Note each line where "document" appears, and copy it.

------

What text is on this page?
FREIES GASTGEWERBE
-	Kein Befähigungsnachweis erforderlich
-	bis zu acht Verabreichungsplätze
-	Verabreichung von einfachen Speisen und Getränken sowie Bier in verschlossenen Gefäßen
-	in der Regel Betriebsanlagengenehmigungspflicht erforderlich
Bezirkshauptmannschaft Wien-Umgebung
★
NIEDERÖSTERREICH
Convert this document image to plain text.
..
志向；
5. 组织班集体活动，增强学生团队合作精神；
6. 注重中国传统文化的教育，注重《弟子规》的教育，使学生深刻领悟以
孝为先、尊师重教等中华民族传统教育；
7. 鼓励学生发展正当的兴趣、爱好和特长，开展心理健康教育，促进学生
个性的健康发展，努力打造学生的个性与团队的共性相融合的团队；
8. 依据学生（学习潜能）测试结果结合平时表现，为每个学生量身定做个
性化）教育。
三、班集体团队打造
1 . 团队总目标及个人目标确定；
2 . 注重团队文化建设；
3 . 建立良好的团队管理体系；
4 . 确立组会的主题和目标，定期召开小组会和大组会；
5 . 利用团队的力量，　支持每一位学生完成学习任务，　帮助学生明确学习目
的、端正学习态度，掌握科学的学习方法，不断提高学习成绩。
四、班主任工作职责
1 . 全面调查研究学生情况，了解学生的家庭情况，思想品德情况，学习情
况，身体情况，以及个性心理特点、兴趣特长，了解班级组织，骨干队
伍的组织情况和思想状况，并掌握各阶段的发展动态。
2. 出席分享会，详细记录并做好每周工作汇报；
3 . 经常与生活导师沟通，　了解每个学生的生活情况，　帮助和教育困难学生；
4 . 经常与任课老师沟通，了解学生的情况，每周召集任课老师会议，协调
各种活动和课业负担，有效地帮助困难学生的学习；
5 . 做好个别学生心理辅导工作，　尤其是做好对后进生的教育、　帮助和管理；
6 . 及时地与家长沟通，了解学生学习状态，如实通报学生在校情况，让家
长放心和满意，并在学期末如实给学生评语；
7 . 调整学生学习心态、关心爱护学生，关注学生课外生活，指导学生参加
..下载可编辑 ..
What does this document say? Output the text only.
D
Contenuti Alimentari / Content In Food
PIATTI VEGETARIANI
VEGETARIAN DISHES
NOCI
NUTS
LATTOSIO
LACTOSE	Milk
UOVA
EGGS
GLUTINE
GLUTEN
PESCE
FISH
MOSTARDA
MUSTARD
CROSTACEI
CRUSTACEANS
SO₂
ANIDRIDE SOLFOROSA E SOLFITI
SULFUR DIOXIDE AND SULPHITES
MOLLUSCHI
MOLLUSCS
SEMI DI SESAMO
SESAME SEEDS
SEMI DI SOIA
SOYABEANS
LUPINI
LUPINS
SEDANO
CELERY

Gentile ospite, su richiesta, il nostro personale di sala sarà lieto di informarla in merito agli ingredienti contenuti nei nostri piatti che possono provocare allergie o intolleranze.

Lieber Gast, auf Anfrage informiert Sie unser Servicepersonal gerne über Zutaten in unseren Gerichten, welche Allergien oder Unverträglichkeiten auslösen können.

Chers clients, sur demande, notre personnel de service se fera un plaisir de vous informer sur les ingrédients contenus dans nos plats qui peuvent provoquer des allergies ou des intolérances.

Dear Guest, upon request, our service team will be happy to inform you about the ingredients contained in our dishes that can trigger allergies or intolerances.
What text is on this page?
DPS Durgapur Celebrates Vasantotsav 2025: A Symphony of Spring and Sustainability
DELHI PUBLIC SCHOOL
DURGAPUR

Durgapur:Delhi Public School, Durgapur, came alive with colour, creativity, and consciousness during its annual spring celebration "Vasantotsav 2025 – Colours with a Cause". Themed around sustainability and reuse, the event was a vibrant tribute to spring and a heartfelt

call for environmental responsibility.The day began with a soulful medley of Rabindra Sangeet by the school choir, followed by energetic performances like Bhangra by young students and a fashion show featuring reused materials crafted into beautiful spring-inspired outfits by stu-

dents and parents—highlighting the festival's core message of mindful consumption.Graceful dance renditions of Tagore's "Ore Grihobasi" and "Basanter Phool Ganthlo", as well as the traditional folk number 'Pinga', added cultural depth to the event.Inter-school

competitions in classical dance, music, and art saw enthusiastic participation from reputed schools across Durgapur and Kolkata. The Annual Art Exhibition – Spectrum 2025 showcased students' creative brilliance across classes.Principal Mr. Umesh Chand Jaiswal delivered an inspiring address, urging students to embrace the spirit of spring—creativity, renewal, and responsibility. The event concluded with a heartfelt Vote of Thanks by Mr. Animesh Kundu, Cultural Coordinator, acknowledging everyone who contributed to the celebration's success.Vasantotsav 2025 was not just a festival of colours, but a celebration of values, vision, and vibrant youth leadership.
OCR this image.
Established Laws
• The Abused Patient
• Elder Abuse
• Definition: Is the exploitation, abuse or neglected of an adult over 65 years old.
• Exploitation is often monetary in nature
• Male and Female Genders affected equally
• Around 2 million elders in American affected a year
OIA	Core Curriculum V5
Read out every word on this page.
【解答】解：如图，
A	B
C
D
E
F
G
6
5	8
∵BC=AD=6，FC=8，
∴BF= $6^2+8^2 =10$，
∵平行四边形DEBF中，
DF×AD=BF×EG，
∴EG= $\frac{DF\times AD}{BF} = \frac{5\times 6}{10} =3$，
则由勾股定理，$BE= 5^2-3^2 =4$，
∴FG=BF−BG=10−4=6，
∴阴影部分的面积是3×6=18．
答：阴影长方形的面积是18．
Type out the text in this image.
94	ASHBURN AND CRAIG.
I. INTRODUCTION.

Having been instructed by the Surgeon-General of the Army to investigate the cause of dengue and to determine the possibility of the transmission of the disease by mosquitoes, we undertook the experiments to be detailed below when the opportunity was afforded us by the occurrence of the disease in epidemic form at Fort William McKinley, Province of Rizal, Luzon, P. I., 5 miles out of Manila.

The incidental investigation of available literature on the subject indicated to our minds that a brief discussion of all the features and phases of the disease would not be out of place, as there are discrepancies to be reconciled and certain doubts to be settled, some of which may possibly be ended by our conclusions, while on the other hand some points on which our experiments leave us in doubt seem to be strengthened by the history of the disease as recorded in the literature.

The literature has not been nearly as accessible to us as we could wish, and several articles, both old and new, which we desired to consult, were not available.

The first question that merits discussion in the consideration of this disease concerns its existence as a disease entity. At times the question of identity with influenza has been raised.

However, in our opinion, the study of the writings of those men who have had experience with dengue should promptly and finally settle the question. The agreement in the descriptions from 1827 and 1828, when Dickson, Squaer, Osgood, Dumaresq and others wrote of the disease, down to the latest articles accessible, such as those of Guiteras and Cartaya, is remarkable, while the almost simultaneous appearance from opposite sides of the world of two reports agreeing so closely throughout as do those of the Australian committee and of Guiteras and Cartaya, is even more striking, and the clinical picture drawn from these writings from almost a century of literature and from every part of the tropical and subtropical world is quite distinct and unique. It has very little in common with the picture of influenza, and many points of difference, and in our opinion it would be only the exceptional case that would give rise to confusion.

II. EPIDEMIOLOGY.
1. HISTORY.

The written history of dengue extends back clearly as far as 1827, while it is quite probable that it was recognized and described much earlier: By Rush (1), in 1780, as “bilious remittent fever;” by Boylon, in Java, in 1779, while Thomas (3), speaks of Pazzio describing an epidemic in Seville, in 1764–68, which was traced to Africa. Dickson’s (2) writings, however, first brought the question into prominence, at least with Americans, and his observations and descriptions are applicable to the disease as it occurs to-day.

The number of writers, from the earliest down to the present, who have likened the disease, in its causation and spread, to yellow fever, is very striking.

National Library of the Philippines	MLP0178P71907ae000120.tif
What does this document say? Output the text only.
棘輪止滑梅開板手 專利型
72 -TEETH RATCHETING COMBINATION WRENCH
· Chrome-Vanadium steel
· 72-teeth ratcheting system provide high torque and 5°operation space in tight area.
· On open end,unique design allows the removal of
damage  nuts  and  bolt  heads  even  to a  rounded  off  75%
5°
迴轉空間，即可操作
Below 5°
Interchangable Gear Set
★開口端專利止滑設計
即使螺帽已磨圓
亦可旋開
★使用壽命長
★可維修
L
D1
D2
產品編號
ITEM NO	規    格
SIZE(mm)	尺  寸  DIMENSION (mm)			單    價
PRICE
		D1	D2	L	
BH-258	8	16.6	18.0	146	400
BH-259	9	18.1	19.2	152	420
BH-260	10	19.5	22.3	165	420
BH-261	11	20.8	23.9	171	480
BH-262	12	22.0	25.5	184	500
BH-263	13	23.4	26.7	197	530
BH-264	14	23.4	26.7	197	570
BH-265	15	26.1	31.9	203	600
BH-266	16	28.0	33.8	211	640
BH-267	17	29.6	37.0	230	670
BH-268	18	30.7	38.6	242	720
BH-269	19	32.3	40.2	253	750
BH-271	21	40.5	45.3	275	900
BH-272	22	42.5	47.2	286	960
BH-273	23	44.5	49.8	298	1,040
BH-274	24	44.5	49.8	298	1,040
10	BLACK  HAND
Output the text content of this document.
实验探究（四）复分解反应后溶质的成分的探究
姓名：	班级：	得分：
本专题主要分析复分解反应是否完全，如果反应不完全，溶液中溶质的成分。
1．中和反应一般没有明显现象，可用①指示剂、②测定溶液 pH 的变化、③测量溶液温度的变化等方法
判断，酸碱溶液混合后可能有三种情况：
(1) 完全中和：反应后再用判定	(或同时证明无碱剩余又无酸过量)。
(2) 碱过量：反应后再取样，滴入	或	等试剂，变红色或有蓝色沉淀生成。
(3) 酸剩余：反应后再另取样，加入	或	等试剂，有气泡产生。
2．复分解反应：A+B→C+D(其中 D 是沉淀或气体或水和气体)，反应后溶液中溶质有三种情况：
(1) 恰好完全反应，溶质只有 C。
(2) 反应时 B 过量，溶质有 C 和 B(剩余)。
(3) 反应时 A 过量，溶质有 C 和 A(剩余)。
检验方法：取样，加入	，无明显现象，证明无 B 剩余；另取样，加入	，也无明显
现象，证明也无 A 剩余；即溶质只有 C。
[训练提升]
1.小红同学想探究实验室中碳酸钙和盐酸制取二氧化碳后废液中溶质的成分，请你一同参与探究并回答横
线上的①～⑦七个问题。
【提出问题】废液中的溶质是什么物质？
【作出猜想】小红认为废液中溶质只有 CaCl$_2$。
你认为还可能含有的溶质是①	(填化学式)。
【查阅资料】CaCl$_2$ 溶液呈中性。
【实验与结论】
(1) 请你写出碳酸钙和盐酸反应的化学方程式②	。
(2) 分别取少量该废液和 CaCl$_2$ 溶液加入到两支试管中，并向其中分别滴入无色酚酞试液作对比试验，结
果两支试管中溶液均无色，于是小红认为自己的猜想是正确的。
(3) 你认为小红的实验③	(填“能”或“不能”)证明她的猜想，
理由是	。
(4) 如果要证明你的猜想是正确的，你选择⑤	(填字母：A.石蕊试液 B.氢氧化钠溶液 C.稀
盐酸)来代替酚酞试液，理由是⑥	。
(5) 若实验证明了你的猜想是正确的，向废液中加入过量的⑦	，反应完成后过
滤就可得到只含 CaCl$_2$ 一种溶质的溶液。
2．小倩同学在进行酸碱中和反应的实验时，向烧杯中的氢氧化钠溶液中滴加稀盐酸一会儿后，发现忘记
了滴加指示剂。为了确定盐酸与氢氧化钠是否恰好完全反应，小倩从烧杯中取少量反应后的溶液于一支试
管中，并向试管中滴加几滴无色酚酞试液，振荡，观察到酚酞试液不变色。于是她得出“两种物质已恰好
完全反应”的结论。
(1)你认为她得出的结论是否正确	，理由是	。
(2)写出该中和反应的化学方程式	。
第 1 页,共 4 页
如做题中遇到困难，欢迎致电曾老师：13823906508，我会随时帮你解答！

------

Answer to this problem ->
Convert this document image to plain text.
What does this document say? Output the text only.
What does this document say? Output the text only.
Output the text content of this document.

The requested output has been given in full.